• _DIRECTION_: Carry on the court opinion passage about weighing French contract law under Rule 44.1, starting right after its last sentence.

• _SELECTED TEXT_:
----
Bodum contends that, under French law, the parties' intent prevails over the written word. Article 1156 of the French Civil Code provides: “One must in agreements seek what the common intention of the contracting parties was, rather than pay attention to the literal meaning of the terms.” (Again this is an agreed translation, as are all other translations in this opinion.) Jørgen Bodum has submitted an affidavit declaring that he understood the contract to limit Household's sales of the La Cafetière model to the United Kingdom and Australia. This means, Bodum Holding insists, that there must be a trial to determine the parties' intent. It supports this position with the declaration of Pierre-Yves Gautier, a Professor of Law at Université Panthéon-Assas Paris II, who Bodum tenders as an expert on French law. Household has replied with declarations from two experts of its own.

Although Fed.R.Civ.P. 44.1 provides that courts may consider expert testimony when deciding questions of foreign law, it does not compel them to do so-for the Rule says that judges “may” rather than “must” receive expert testimony and adds that courts may consider “any relevant material or source”. Judges should use the best of the available sources. The Committee Note in 1966, when Rule 44.1 was adopted, explains that a court “may engage in its own research and consider any relevant material thus found. The court may have at its disposal better foreign law materials than counsel have presented, or may wish to reexamine and amplify material that has been presented by counsel in partisan fashion or in insufficient detail.”
----
• _SOURCE DATA_:
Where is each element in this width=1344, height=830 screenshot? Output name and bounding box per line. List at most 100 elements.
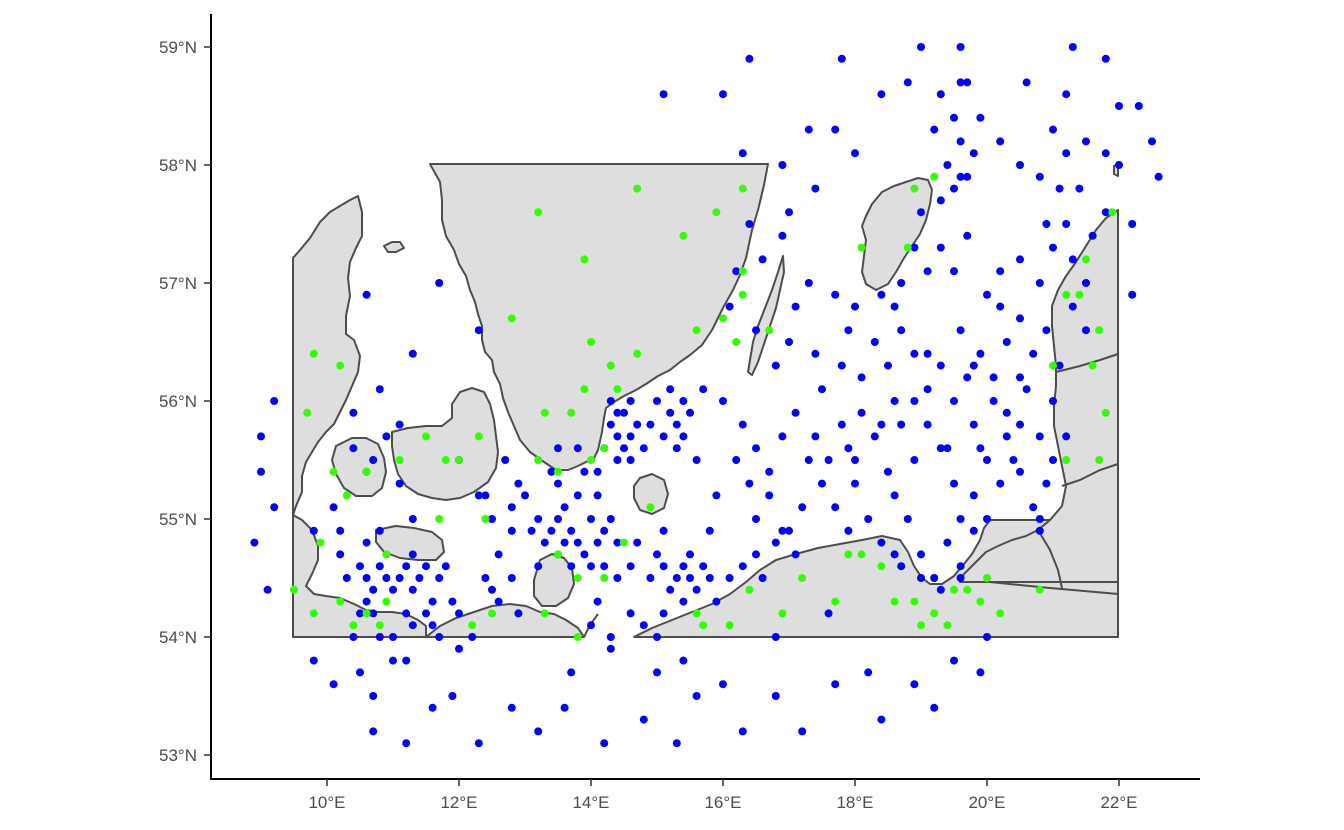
----
• _TASK RESULT_:
Sometimes federal courts must interpret foreign statutes or decisions that have not been translated into English or glossed in treatises or other sources. Then experts' declarations and testimony may be essential. But French law, and the law of most other nations that engage in extensive international commerce, is widely available in English. Judges can use not only accepted (sometimes official) translations of statutes and decisions but also ample secondary literature, such as treatises and scholarly commentary. It is no more necessary to resort to expert declarations about the law of France than about the law of Louisiana, which had its origins in the French civil code, or the law of Puerto Rico, whose origins are in the Spanish civil code. No federal judge would admit “expert” declarations about the meaning of Louisiana law in a commercial case.

Trying to establish foreign law through experts' declarations not only is expensive (experts must be located and paid) but also adds an adversary's spin, which the court then must discount. Published sources such as treatises do not have the slant that characterizes the warring declarations presented in this case. Because objective,...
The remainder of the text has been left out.